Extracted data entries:
================

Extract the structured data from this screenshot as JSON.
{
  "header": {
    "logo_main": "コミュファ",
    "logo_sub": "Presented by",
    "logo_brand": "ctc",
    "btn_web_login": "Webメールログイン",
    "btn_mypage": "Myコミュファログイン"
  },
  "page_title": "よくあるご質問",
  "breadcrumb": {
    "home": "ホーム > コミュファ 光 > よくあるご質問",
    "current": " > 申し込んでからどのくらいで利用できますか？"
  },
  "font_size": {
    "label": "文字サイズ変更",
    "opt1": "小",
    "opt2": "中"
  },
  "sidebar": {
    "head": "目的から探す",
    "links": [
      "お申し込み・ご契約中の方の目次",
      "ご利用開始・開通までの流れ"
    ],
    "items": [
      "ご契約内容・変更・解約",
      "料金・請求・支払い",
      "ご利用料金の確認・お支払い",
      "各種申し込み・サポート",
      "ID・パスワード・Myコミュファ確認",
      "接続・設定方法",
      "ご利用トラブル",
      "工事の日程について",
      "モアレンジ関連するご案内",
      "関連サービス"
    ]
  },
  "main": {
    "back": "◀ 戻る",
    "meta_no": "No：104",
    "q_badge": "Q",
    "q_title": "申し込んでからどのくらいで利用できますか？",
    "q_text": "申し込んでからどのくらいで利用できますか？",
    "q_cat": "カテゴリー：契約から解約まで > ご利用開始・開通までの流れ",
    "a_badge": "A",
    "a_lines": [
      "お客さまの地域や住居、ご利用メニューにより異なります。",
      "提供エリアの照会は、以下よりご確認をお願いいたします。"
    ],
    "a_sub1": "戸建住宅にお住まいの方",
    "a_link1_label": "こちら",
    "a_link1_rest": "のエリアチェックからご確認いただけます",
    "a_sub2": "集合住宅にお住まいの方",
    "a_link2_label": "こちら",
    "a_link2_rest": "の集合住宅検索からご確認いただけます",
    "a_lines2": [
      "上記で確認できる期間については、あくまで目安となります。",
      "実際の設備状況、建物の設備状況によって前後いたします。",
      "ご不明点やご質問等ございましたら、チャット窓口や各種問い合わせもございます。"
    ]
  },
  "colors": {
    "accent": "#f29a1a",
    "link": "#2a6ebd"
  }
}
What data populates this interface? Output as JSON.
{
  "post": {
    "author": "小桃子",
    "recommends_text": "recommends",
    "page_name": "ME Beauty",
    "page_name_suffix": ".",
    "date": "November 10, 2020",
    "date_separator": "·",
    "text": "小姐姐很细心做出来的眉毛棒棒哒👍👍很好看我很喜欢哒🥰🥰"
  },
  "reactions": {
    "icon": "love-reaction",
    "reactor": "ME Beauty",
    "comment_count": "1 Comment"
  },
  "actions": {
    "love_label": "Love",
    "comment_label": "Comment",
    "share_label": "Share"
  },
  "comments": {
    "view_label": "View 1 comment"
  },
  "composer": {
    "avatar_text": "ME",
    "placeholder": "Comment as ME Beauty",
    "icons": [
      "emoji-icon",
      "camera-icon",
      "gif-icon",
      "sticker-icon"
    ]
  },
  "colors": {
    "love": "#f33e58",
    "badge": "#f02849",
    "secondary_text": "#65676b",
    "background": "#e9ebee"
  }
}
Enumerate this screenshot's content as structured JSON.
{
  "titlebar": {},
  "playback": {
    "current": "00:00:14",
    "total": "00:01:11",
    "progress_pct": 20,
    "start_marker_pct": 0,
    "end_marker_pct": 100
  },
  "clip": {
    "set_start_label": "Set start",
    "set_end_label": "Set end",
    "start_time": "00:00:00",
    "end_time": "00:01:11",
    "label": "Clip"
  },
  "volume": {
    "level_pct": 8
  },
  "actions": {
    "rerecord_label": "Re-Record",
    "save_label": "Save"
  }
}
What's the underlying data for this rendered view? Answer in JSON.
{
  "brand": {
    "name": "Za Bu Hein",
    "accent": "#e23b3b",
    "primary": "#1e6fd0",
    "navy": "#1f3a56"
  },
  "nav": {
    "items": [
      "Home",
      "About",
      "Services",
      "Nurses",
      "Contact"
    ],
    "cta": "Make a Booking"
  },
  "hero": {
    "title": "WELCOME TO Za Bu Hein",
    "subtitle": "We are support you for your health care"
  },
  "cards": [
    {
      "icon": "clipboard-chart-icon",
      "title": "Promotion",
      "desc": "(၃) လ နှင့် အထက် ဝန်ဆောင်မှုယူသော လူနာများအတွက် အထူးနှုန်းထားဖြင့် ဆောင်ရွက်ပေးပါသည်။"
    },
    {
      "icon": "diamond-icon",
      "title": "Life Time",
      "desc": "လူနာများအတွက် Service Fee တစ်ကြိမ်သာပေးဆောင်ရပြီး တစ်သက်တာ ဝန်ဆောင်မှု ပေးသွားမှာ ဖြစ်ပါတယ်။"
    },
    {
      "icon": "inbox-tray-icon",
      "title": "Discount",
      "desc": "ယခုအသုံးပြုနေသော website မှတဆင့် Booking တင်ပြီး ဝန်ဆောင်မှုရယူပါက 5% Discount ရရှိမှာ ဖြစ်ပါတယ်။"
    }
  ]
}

================

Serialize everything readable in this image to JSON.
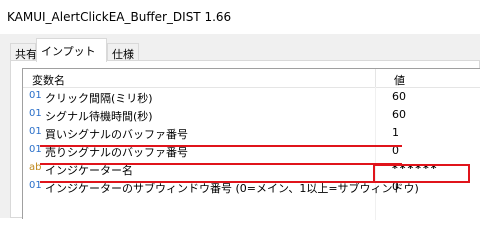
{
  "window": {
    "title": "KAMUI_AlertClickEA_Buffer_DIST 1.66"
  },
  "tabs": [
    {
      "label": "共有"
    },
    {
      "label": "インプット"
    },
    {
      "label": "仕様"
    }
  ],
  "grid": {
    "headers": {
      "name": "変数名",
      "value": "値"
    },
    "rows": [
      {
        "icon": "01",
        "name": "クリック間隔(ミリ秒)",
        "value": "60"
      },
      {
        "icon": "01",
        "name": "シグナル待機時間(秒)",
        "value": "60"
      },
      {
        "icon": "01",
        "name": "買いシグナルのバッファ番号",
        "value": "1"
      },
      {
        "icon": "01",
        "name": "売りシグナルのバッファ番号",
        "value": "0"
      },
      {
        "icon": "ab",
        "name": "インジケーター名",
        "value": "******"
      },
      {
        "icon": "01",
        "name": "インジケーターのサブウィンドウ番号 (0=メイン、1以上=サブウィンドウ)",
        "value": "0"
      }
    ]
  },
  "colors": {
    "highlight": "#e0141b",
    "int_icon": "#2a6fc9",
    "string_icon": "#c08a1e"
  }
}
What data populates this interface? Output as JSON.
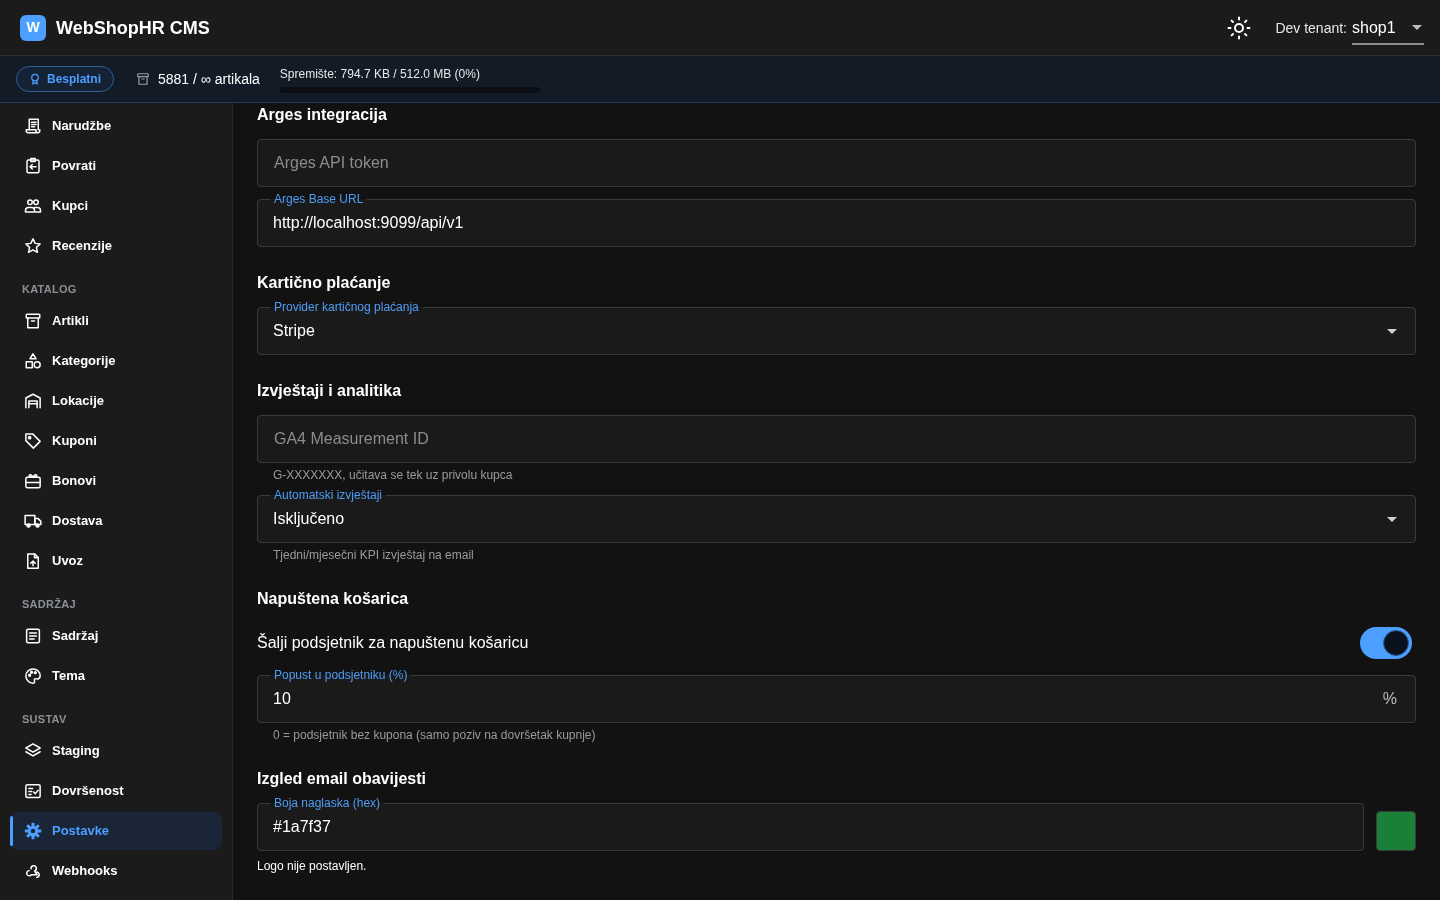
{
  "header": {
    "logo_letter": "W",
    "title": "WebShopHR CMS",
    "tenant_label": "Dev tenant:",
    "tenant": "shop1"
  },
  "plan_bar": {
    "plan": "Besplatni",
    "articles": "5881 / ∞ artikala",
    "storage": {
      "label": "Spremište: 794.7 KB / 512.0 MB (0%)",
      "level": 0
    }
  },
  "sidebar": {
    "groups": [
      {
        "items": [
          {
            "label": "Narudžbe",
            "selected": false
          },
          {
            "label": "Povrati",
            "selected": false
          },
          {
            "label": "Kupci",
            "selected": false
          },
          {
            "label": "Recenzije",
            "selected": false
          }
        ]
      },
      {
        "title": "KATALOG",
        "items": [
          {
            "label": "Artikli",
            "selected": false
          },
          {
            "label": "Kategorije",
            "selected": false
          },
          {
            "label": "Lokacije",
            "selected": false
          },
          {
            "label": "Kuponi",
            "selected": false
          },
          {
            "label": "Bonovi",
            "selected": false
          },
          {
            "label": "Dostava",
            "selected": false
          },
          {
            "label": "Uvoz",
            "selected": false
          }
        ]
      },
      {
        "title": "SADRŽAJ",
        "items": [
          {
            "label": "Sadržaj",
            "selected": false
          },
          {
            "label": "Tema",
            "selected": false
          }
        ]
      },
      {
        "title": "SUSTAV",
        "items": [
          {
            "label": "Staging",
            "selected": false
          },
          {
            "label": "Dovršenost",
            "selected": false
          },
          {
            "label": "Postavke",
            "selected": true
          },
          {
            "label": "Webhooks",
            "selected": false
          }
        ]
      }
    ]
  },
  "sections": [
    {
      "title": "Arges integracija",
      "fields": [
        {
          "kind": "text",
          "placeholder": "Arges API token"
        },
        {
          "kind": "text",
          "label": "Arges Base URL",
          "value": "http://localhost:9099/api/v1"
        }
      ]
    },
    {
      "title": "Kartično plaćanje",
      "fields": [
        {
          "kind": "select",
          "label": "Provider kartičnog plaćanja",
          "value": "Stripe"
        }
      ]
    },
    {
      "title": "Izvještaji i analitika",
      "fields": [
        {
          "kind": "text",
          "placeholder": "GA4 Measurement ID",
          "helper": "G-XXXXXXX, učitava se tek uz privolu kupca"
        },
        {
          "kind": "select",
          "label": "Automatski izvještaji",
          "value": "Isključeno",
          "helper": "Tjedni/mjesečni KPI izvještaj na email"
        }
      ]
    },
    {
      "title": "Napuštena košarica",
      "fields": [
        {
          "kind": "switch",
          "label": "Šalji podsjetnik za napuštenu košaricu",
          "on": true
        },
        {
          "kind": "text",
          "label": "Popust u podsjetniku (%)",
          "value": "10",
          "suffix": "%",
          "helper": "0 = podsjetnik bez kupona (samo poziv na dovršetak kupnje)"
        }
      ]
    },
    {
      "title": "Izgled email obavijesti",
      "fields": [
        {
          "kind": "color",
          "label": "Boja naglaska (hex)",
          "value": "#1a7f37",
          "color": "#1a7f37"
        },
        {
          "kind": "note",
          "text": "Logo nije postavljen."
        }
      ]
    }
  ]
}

================

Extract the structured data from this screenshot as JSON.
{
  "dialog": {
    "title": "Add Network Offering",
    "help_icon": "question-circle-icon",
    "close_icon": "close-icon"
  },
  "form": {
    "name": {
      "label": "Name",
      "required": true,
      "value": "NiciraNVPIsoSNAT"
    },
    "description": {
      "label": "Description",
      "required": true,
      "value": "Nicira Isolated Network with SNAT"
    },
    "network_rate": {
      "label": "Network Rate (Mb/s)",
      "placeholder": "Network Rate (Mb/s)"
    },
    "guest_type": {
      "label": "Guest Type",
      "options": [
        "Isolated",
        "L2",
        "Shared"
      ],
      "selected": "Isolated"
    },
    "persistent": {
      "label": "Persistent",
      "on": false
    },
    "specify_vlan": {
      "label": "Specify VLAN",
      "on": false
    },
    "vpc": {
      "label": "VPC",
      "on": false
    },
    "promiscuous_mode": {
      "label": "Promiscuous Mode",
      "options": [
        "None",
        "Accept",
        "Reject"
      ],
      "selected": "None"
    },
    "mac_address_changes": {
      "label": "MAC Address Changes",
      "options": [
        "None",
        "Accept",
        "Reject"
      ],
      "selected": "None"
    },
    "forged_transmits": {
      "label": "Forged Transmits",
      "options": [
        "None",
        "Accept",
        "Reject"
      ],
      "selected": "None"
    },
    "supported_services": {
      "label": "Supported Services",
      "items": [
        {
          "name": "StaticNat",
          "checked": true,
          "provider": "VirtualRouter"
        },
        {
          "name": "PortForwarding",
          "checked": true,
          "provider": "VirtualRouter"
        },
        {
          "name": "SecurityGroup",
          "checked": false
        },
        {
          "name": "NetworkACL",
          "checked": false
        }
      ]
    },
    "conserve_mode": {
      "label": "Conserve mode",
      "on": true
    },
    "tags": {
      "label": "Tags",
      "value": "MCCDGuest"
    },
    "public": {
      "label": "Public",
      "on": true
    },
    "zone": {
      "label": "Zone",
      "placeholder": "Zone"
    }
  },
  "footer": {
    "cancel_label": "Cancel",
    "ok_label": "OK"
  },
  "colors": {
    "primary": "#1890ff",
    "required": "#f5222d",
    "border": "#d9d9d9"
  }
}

================

» **Written exercise**:
Copy, from the material above, each line in which the string "申し込んでからどのくらいで利用できますか" occurs.

» **Result of this exercise**:
    "current": " > 申し込んでからどのくらいで利用できますか？"
    "q_title": "申し込んでからどのくらいで利用できますか？",
    "q_text": "申し込んでからどのくらいで利用できますか？",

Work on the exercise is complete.